====== Exercise material
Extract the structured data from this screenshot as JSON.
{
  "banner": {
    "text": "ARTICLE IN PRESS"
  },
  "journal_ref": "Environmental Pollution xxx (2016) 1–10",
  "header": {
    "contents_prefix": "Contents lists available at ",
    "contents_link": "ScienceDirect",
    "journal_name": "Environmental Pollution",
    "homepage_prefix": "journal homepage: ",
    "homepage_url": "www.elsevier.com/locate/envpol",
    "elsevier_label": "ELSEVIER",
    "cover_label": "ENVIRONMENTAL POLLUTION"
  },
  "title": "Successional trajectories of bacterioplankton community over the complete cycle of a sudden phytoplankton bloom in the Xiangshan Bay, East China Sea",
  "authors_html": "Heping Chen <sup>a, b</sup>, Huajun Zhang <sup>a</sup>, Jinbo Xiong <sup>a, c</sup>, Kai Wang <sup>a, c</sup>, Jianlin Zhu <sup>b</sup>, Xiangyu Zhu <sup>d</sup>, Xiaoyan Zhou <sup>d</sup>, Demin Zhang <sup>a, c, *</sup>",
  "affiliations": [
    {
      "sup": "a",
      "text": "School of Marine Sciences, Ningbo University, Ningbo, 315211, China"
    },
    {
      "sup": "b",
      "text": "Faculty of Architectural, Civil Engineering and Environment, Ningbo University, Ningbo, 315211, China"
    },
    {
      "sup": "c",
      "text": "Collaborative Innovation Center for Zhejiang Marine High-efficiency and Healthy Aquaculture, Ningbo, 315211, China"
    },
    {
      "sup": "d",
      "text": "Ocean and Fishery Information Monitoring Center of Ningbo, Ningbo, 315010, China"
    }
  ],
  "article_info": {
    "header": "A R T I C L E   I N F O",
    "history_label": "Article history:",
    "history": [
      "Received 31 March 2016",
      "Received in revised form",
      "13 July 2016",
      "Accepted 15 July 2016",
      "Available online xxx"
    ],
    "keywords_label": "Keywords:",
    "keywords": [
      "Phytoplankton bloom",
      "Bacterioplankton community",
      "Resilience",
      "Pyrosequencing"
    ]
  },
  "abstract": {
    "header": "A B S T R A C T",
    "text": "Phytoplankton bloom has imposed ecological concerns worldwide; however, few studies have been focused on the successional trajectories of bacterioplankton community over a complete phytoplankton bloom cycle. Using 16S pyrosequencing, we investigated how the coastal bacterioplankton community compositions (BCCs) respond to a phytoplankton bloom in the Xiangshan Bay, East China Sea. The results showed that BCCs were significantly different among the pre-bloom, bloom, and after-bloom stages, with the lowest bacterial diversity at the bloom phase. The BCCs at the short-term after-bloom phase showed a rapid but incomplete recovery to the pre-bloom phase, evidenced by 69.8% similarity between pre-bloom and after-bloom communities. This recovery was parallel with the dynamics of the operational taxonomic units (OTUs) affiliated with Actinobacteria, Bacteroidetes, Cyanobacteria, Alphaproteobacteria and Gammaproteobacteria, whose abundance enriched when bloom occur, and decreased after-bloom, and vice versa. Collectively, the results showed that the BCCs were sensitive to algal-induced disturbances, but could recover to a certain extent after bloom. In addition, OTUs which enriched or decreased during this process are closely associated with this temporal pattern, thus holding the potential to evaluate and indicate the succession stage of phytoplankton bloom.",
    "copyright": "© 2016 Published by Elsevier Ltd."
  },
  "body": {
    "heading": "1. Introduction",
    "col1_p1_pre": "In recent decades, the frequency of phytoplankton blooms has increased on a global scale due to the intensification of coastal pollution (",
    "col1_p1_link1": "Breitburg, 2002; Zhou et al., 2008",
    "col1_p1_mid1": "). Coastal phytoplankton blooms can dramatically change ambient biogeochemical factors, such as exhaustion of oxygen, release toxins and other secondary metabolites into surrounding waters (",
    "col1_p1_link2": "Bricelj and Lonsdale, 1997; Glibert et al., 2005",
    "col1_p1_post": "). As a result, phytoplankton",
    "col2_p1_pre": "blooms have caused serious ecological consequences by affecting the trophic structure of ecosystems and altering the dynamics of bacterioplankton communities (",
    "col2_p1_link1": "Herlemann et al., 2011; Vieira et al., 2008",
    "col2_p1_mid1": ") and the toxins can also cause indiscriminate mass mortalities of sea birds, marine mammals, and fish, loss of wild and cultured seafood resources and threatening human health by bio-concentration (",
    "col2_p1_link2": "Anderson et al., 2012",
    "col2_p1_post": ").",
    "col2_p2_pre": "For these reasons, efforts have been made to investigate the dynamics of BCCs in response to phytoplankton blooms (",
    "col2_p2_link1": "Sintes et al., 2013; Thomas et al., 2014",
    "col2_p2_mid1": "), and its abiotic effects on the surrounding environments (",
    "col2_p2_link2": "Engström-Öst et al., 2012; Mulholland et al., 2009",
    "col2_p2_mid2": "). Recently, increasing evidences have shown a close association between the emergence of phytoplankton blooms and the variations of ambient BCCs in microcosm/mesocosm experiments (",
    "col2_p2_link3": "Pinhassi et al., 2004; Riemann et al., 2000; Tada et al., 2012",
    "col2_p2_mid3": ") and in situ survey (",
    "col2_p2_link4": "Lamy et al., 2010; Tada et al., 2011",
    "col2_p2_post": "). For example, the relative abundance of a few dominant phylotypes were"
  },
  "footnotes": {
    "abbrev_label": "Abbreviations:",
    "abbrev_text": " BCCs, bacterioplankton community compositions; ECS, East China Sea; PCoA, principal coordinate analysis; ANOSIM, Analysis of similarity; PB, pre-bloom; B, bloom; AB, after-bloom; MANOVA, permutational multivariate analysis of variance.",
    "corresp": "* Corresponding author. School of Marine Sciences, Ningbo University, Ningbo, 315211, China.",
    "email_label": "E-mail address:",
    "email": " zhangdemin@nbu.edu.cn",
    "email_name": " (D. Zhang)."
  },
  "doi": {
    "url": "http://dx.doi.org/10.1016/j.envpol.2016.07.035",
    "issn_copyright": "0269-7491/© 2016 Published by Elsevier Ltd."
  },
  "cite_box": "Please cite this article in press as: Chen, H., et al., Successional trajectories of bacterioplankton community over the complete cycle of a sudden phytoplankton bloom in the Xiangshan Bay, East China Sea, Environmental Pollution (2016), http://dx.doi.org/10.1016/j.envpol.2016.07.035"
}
============
====== Exercise material
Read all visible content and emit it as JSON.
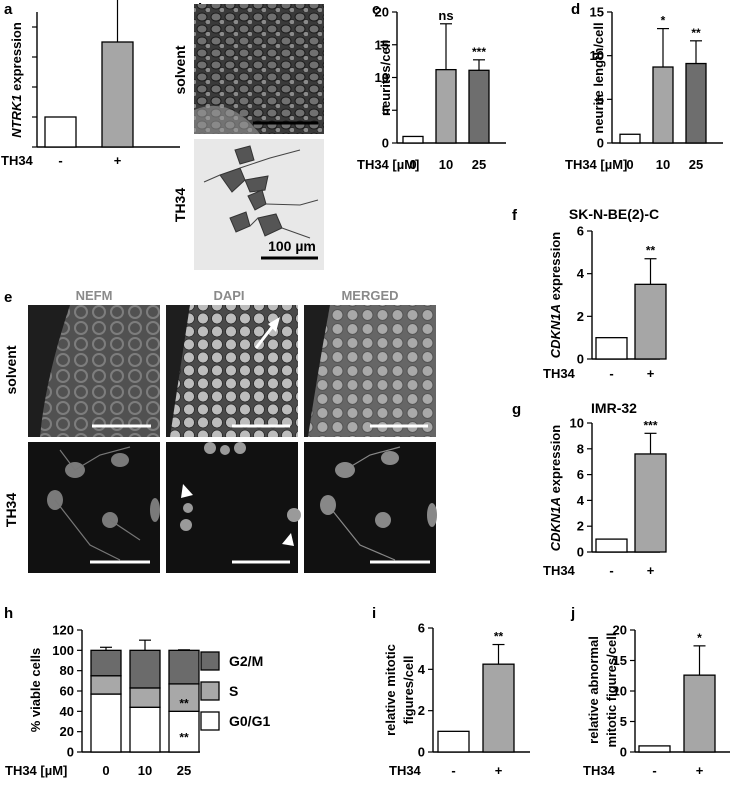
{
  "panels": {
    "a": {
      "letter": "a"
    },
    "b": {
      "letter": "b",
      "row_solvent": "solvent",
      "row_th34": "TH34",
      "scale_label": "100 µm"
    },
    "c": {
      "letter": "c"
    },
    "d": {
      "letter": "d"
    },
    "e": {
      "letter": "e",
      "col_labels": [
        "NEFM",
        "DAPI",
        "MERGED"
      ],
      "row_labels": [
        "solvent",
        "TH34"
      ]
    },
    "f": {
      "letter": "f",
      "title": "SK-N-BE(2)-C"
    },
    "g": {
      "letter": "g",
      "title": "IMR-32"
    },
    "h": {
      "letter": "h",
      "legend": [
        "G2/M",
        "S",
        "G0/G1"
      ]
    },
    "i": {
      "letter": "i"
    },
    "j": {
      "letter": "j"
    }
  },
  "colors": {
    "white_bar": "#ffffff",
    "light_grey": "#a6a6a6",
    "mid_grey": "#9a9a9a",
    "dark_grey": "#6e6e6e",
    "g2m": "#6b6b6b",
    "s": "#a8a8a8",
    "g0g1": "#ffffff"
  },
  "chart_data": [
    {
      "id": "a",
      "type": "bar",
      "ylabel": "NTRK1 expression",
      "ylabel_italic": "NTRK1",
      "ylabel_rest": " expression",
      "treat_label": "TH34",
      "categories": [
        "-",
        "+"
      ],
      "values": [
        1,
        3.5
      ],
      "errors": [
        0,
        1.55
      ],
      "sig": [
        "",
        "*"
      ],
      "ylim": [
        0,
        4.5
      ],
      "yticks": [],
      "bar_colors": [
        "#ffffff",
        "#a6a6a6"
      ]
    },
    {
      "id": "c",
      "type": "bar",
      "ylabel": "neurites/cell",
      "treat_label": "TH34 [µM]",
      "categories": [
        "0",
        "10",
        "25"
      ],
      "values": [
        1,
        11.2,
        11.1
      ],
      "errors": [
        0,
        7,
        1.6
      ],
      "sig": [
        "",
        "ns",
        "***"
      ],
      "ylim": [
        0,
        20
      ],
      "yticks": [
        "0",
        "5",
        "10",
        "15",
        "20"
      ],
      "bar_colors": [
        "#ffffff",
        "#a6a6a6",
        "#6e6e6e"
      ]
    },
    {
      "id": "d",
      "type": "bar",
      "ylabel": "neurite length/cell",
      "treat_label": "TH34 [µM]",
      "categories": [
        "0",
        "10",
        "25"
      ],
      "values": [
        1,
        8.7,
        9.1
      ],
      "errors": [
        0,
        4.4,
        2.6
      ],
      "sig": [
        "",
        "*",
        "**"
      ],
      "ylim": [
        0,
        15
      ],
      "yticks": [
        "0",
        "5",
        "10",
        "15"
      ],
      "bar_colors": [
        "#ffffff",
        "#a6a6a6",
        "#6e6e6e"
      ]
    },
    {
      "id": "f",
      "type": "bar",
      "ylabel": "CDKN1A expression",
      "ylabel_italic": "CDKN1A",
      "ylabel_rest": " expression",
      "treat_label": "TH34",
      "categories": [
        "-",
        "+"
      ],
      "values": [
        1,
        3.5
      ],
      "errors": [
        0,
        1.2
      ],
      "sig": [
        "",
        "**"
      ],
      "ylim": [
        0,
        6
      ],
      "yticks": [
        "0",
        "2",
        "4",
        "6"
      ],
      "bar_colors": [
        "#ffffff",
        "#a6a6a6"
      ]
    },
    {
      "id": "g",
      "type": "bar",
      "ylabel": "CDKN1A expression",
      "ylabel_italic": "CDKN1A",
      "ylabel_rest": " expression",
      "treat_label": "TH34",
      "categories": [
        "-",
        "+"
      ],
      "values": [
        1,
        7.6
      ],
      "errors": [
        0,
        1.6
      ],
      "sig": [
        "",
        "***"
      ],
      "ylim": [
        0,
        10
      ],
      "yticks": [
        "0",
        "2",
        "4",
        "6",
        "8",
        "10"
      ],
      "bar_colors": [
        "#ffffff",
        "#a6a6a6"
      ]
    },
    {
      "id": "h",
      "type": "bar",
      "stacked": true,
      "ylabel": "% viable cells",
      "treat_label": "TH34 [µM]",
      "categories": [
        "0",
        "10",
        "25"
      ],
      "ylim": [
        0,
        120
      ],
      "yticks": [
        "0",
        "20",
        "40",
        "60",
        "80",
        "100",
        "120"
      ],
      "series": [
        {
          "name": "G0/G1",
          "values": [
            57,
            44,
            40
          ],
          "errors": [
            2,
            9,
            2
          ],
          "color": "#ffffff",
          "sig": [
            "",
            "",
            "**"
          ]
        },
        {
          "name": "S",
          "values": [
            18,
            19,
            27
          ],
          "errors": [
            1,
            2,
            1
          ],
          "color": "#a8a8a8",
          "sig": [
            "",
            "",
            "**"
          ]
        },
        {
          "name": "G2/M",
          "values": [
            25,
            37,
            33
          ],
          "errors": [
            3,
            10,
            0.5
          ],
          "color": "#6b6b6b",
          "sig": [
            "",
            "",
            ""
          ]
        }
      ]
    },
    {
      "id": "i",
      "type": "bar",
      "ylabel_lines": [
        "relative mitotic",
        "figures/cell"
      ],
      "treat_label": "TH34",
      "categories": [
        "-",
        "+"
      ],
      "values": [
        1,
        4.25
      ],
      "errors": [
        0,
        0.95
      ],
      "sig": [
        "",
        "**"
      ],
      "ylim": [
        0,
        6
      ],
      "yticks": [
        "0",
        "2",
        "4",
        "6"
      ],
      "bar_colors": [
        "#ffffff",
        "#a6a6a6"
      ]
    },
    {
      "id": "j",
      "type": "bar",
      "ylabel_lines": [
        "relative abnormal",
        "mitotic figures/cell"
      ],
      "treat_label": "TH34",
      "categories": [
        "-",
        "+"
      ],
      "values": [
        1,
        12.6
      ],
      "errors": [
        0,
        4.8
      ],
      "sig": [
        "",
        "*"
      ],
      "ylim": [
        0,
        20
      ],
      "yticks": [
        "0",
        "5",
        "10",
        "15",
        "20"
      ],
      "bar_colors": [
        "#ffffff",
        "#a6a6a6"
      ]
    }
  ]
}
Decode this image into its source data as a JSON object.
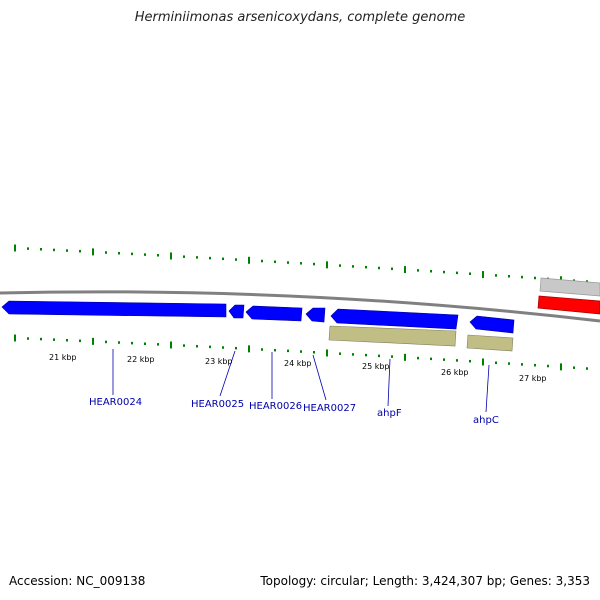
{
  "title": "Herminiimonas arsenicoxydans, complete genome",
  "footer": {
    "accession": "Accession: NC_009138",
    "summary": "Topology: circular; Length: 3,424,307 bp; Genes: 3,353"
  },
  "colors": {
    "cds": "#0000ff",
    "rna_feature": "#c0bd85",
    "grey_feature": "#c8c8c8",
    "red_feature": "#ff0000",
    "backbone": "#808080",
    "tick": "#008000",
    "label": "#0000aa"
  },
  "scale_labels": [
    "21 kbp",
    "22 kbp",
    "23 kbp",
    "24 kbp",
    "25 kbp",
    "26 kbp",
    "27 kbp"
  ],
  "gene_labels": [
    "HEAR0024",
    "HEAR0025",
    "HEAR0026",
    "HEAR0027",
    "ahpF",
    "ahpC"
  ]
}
============
Copy from the entries only those lines that hold the word "surrounding".

    "col1_p1_mid1": "). Coastal phytoplankton blooms can dramatically change ambient biogeochemical factors, such as exhaustion of oxygen, release toxins and other secondary metabolites into surrounding waters (",
    "col2_p2_mid1": "), and its abiotic effects on the surrounding environments (",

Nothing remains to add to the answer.